[WHAT TO WORK ON]
Reproduce the data below word for word, beginning at the line that contains "- data-point: [804, 282, 822, 300]" and stopping after the line that contains "- data-point: [294, 532, 313, 551]".

[SUPPLIED DATA]
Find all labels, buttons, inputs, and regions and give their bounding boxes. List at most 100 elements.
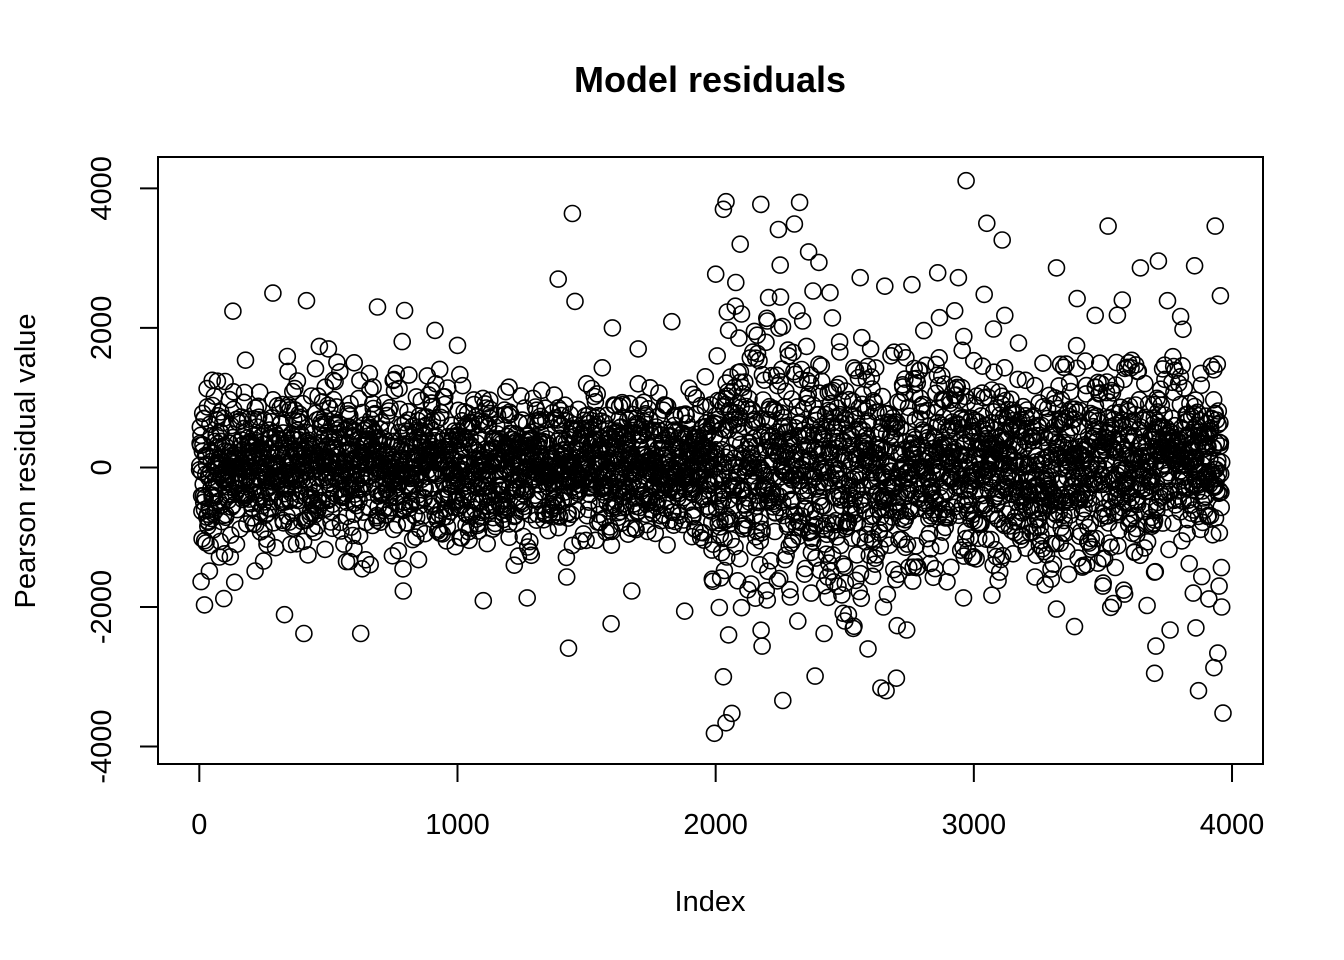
- data-point: [804, 282, 822, 300]
- data-point: [602, 536, 621, 555]
- data-point: [939, 509, 958, 527]
- data-point: [505, 556, 524, 575]
- data-point: [1115, 585, 1134, 603]
- data-point: [759, 288, 778, 307]
- data-point: [735, 373, 754, 391]
- data-point: [823, 309, 842, 327]
- data-point: [843, 392, 862, 411]
- data-point: [817, 545, 836, 564]
- data-point: [745, 322, 764, 341]
- data-point: [726, 273, 745, 292]
- data-point: [1068, 403, 1086, 422]
- data-point: [422, 381, 441, 400]
- data-point: [469, 522, 488, 540]
- data-point: [266, 538, 285, 557]
- x-axis-label: Index: [675, 886, 746, 918]
- data-point: [1208, 456, 1227, 475]
- data-point: [1149, 252, 1168, 270]
- data-point: [973, 357, 992, 376]
- data-point: [1004, 401, 1023, 420]
- data-point: [638, 522, 657, 541]
- data-point: [1059, 565, 1078, 584]
- data-point: [717, 713, 735, 732]
- data-point: [1067, 336, 1086, 355]
- data-point: [914, 321, 933, 340]
- data-point: [830, 375, 849, 394]
- data-point: [368, 298, 387, 316]
- data-point: [393, 332, 412, 351]
- data-point: [995, 358, 1014, 377]
- data-point: [1171, 307, 1190, 326]
- data-point: [294, 532, 313, 551]
- data-point: [430, 360, 449, 379]
- data-point: [343, 526, 362, 545]
- data-point: [577, 374, 596, 393]
- data-point: [586, 531, 605, 550]
- data-point: [449, 401, 468, 420]
- data-point: [972, 515, 990, 533]
- data-point: [302, 387, 321, 405]
- data-point: [748, 344, 767, 363]
- data-point: [719, 490, 738, 509]
- data-point: [954, 327, 973, 346]
- data-point: [191, 418, 210, 436]
- data-point: [658, 536, 676, 554]
- data-point: [1171, 367, 1190, 386]
- data-point: [993, 231, 1012, 249]
- data-point: [930, 308, 949, 327]
- data-point: [500, 378, 518, 397]
- data-point: [208, 372, 227, 391]
- data-point: [1193, 567, 1211, 586]
- data-point: [705, 724, 724, 743]
- data-point: [926, 559, 944, 578]
- data-point: [548, 503, 567, 522]
- data-point: [287, 534, 306, 553]
- data-point: [875, 277, 894, 296]
- x-tick-label: 2000: [683, 809, 748, 841]
- data-point: [982, 530, 1000, 549]
- data-point: [714, 200, 733, 219]
- data-point: [891, 502, 910, 520]
- data-point: [549, 270, 568, 288]
- data-point: [1158, 291, 1177, 310]
- data-point: [1187, 619, 1205, 637]
- data-point: [953, 341, 972, 360]
- data-point: [1099, 392, 1118, 411]
- data-point: [792, 360, 811, 379]
- data-point: [258, 535, 276, 554]
- data-point: [1174, 320, 1192, 339]
- data-point: [224, 382, 243, 401]
- data-point: [203, 371, 221, 390]
- data-point: [361, 380, 379, 399]
- data-point: [1109, 521, 1128, 540]
- data-point: [1136, 374, 1154, 393]
- data-point: [753, 637, 771, 655]
- data-point: [297, 291, 316, 310]
- data-point: [1081, 514, 1100, 533]
- data-point: [1212, 558, 1231, 577]
- data-point: [857, 370, 876, 389]
- data-point: [1126, 396, 1145, 414]
- data-point: [579, 500, 598, 519]
- data-point: [1211, 465, 1230, 483]
- data-point: [844, 359, 863, 377]
- data-point: [884, 560, 903, 579]
- data-point: [771, 288, 790, 306]
- data-point: [235, 383, 254, 402]
- data-point: [351, 477, 370, 496]
- data-point: [751, 513, 769, 532]
- data-point: [896, 370, 914, 388]
- data-point: [872, 679, 890, 697]
- data-point: [1057, 355, 1075, 373]
- data-point: [275, 605, 294, 624]
- data-point: [389, 541, 408, 560]
- data-point: [802, 543, 821, 562]
- data-point: [856, 502, 874, 521]
- data-point: [494, 505, 513, 523]
- data-point: [345, 539, 363, 558]
- data-point: [1206, 217, 1224, 235]
- data-point: [1068, 289, 1086, 308]
- data-point: [1077, 376, 1096, 395]
- data-point: [299, 546, 317, 564]
- y-axis-label: Pearson residual value: [10, 313, 42, 608]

[EXERCISE SOLUTION]
- data-point: [804, 282, 822, 300]
- data-point: [602, 536, 621, 555]
- data-point: [939, 509, 958, 527]
- data-point: [505, 556, 524, 575]
- data-point: [1115, 585, 1134, 603]
- data-point: [759, 288, 778, 307]
- data-point: [735, 373, 754, 391]
- data-point: [823, 309, 842, 327]
- data-point: [843, 392, 862, 411]
- data-point: [817, 545, 836, 564]
- data-point: [745, 322, 764, 341]
- data-point: [726, 273, 745, 292]
- data-point: [1068, 403, 1086, 422]
- data-point: [422, 381, 441, 400]
- data-point: [469, 522, 488, 540]
- data-point: [266, 538, 285, 557]
- x-axis-label: Index: [675, 886, 746, 918]
- data-point: [1208, 456, 1227, 475]
- data-point: [1149, 252, 1168, 270]
- data-point: [973, 357, 992, 376]
- data-point: [1004, 401, 1023, 420]
- data-point: [638, 522, 657, 541]
- data-point: [1059, 565, 1078, 584]
- data-point: [717, 713, 735, 732]
- data-point: [1067, 336, 1086, 355]
- data-point: [914, 321, 933, 340]
- data-point: [830, 375, 849, 394]
- data-point: [368, 298, 387, 316]
- data-point: [393, 332, 412, 351]
- data-point: [995, 358, 1014, 377]
- data-point: [1171, 307, 1190, 326]
- data-point: [294, 532, 313, 551]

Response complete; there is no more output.